> _Exercise instructions_
Retype each entry below, keeping every character the same.

> _Available records_
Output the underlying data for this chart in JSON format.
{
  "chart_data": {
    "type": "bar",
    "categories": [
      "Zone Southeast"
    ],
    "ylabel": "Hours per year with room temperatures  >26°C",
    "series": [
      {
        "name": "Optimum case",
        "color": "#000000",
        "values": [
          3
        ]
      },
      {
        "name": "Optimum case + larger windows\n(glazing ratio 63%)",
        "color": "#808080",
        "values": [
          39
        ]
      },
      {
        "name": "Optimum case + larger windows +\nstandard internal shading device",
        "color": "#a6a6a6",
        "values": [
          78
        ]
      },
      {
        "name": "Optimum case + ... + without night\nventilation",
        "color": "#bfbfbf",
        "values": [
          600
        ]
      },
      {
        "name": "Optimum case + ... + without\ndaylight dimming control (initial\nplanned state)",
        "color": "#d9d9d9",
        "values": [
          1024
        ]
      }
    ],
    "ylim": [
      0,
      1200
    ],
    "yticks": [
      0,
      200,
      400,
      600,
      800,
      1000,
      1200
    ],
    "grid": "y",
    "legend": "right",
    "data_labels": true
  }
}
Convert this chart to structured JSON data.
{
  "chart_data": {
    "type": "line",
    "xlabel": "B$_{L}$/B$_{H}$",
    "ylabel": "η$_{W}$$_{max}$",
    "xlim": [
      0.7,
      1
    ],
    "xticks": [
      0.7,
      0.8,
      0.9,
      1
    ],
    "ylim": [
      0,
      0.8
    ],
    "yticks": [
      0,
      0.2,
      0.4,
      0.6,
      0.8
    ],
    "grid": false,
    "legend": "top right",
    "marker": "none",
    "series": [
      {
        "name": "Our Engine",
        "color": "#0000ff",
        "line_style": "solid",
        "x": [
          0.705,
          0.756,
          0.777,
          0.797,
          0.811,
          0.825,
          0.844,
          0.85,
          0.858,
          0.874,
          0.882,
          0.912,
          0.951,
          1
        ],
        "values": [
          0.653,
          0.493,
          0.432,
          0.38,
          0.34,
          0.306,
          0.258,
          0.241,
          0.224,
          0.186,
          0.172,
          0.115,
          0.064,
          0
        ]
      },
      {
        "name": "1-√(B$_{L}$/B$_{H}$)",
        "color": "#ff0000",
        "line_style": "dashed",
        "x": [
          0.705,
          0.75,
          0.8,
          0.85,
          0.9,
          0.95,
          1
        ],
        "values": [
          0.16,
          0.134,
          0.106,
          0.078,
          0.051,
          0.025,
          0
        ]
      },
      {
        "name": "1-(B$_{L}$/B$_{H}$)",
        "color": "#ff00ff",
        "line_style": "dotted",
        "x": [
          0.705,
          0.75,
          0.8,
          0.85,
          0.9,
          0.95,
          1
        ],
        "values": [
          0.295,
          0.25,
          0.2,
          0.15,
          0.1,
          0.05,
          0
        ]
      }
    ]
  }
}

> _Expected answer_
Output the underlying data for this chart in JSON format.
{
  "chart_data": {
    "type": "bar",
    "categories": [
      "Zone Southeast"
    ],
    "ylabel": "Hours per year with room temperatures  >26°C",
    "series": [
      {
        "name": "Optimum case",
        "color": "#000000",
        "values": [
          3
        ]
      },
      {
        "name": "Optimum case + larger windows\n(glazing ratio 63%)",
        "color": "#808080",
        "values": [
          39
        ]
      },
      {
        "name": "Optimum case + larger windows +\nstandard internal shading device",
        "color": "#a6a6a6",
        "values": [
          78
        ]
      },
      {
        "name": "Optimum case + ... + without night\nventilation",
        "color": "#bfbfbf",
        "values": [
          600
        ]
      },
      {
        "name": "Optimum case + ... + without\ndaylight dimming control (initial\nplanned state)",
        "color": "#d9d9d9",
        "values": [
          1024
        ]
      }
    ],
    "ylim": [
      0,
      1200
    ],
    "yticks": [
      0,
      200,
      400,
      600,
      800,
      1000,
      1200
    ],
    "grid": "y",
    "legend": "right",
    "data_labels": true
  }
}
Convert this chart to structured JSON data.
{
  "chart_data": {
    "type": "line",
    "xlabel": "B$_{L}$/B$_{H}$",
    "ylabel": "η$_{W}$$_{max}$",
    "xlim": [
      0.7,
      1
    ],
    "xticks": [
      0.7,
      0.8,
      0.9,
      1
    ],
    "ylim": [
      0,
      0.8
    ],
    "yticks": [
      0,
      0.2,
      0.4,
      0.6,
      0.8
    ],
    "grid": false,
    "legend": "top right",
    "marker": "none",
    "series": [
      {
        "name": "Our Engine",
        "color": "#0000ff",
        "line_style": "solid",
        "x": [
          0.705,
          0.756,
          0.777,
          0.797,
          0.811,
          0.825,
          0.844,
          0.85,
          0.858,
          0.874,
          0.882,
          0.912,
          0.951,
          1
        ],
        "values": [
          0.653,
          0.493,
          0.432,
          0.38,
          0.34,
          0.306,
          0.258,
          0.241,
          0.224,
          0.186,
          0.172,
          0.115,
          0.064,
          0
        ]
      },
      {
        "name": "1-√(B$_{L}$/B$_{H}$)",
        "color": "#ff0000",
        "line_style": "dashed",
        "x": [
          0.705,
          0.75,
          0.8,
          0.85,
          0.9,
          0.95,
          1
        ],
        "values": [
          0.16,
          0.134,
          0.106,
          0.078,
          0.051,
          0.025,
          0
        ]
      },
      {
        "name": "1-(B$_{L}$/B$_{H}$)",
        "color": "#ff00ff",
        "line_style": "dotted",
        "x": [
          0.705,
          0.75,
          0.8,
          0.85,
          0.9,
          0.95,
          1
        ],
        "values": [
          0.295,
          0.25,
          0.2,
          0.15,
          0.1,
          0.05,
          0
        ]
      }
    ]
  }
}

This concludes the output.